Go over the listing below line by line and tally those containing "icon". Give only the tally.

========================================

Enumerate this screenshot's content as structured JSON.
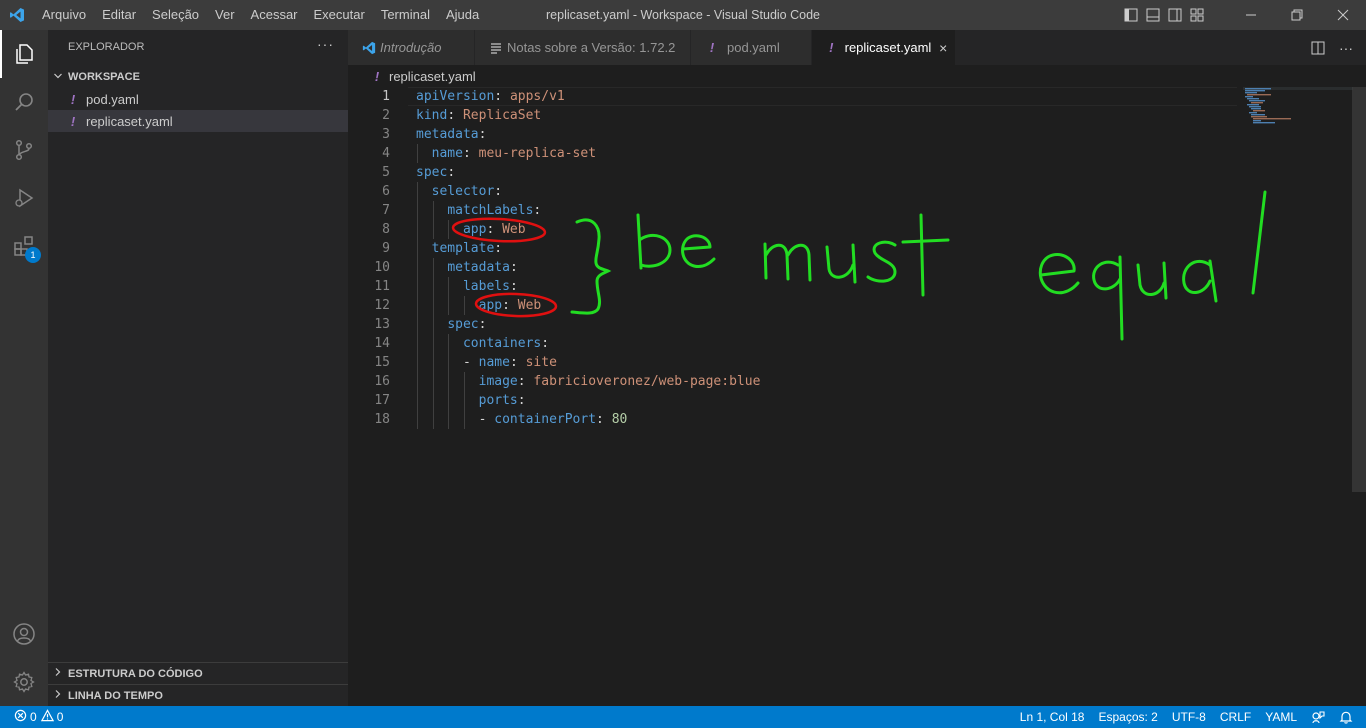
{
  "menu": [
    "Arquivo",
    "Editar",
    "Seleção",
    "Ver",
    "Acessar",
    "Executar",
    "Terminal",
    "Ajuda"
  ],
  "window_title": "replicaset.yaml - Workspace - Visual Studio Code",
  "sidebar": {
    "title": "EXPLORADOR",
    "more": "···",
    "workspace": "WORKSPACE",
    "files": [
      "pod.yaml",
      "replicaset.yaml"
    ],
    "outline": "ESTRUTURA DO CÓDIGO",
    "timeline": "LINHA DO TEMPO"
  },
  "activity": {
    "extensions_badge": "1"
  },
  "tabs": [
    {
      "label": "Introdução",
      "icon": "vscode-icon"
    },
    {
      "label": "Notas sobre a Versão: 1.72.2",
      "icon": "document-icon"
    },
    {
      "label": "pod.yaml",
      "icon": "yaml-icon"
    },
    {
      "label": "replicaset.yaml",
      "icon": "yaml-icon",
      "close": "×"
    }
  ],
  "breadcrumb": "replicaset.yaml",
  "editor": {
    "line_numbers": [
      "1",
      "2",
      "3",
      "4",
      "5",
      "6",
      "7",
      "8",
      "9",
      "10",
      "11",
      "12",
      "13",
      "14",
      "15",
      "16",
      "17",
      "18"
    ],
    "current_line": 1,
    "lines": [
      [
        {
          "t": "apiVersion",
          "c": "k"
        },
        {
          "t": ": ",
          "c": "p"
        },
        {
          "t": "apps/v1",
          "c": "s"
        }
      ],
      [
        {
          "t": "kind",
          "c": "k"
        },
        {
          "t": ": ",
          "c": "p"
        },
        {
          "t": "ReplicaSet",
          "c": "s"
        }
      ],
      [
        {
          "t": "metadata",
          "c": "k"
        },
        {
          "t": ":",
          "c": "p"
        }
      ],
      [
        {
          "t": "  "
        },
        {
          "t": "name",
          "c": "k"
        },
        {
          "t": ": ",
          "c": "p"
        },
        {
          "t": "meu-replica-set",
          "c": "s"
        }
      ],
      [
        {
          "t": "spec",
          "c": "k"
        },
        {
          "t": ":",
          "c": "p"
        }
      ],
      [
        {
          "t": "  "
        },
        {
          "t": "selector",
          "c": "k"
        },
        {
          "t": ":",
          "c": "p"
        }
      ],
      [
        {
          "t": "    "
        },
        {
          "t": "matchLabels",
          "c": "k"
        },
        {
          "t": ":",
          "c": "p"
        }
      ],
      [
        {
          "t": "      "
        },
        {
          "t": "app",
          "c": "k"
        },
        {
          "t": ": ",
          "c": "p"
        },
        {
          "t": "Web",
          "c": "s"
        }
      ],
      [
        {
          "t": "  "
        },
        {
          "t": "template",
          "c": "k"
        },
        {
          "t": ":",
          "c": "p"
        }
      ],
      [
        {
          "t": "    "
        },
        {
          "t": "metadata",
          "c": "k"
        },
        {
          "t": ":",
          "c": "p"
        }
      ],
      [
        {
          "t": "      "
        },
        {
          "t": "labels",
          "c": "k"
        },
        {
          "t": ":",
          "c": "p"
        }
      ],
      [
        {
          "t": "        "
        },
        {
          "t": "app",
          "c": "k"
        },
        {
          "t": ": ",
          "c": "p"
        },
        {
          "t": "Web",
          "c": "s"
        }
      ],
      [
        {
          "t": "    "
        },
        {
          "t": "spec",
          "c": "k"
        },
        {
          "t": ":",
          "c": "p"
        }
      ],
      [
        {
          "t": "      "
        },
        {
          "t": "containers",
          "c": "k"
        },
        {
          "t": ":",
          "c": "p"
        }
      ],
      [
        {
          "t": "      "
        },
        {
          "t": "- ",
          "c": "p"
        },
        {
          "t": "name",
          "c": "k"
        },
        {
          "t": ": ",
          "c": "p"
        },
        {
          "t": "site",
          "c": "s"
        }
      ],
      [
        {
          "t": "        "
        },
        {
          "t": "image",
          "c": "k"
        },
        {
          "t": ": ",
          "c": "p"
        },
        {
          "t": "fabricioveronez/web-page:blue",
          "c": "s"
        }
      ],
      [
        {
          "t": "        "
        },
        {
          "t": "ports",
          "c": "k"
        },
        {
          "t": ":",
          "c": "p"
        }
      ],
      [
        {
          "t": "        "
        },
        {
          "t": "- ",
          "c": "p"
        },
        {
          "t": "containerPort",
          "c": "k"
        },
        {
          "t": ": ",
          "c": "p"
        },
        {
          "t": "80",
          "c": "n"
        }
      ]
    ]
  },
  "annotation": {
    "text": "be must equal",
    "color": "#22dd22",
    "mark_color": "#e01010"
  },
  "status": {
    "errors": "0",
    "warnings": "0",
    "position": "Ln 1, Col 18",
    "spaces": "Espaços: 2",
    "encoding": "UTF-8",
    "eol": "CRLF",
    "language": "YAML"
  }
}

========================================

**WRITTEN SOLUTION:**
4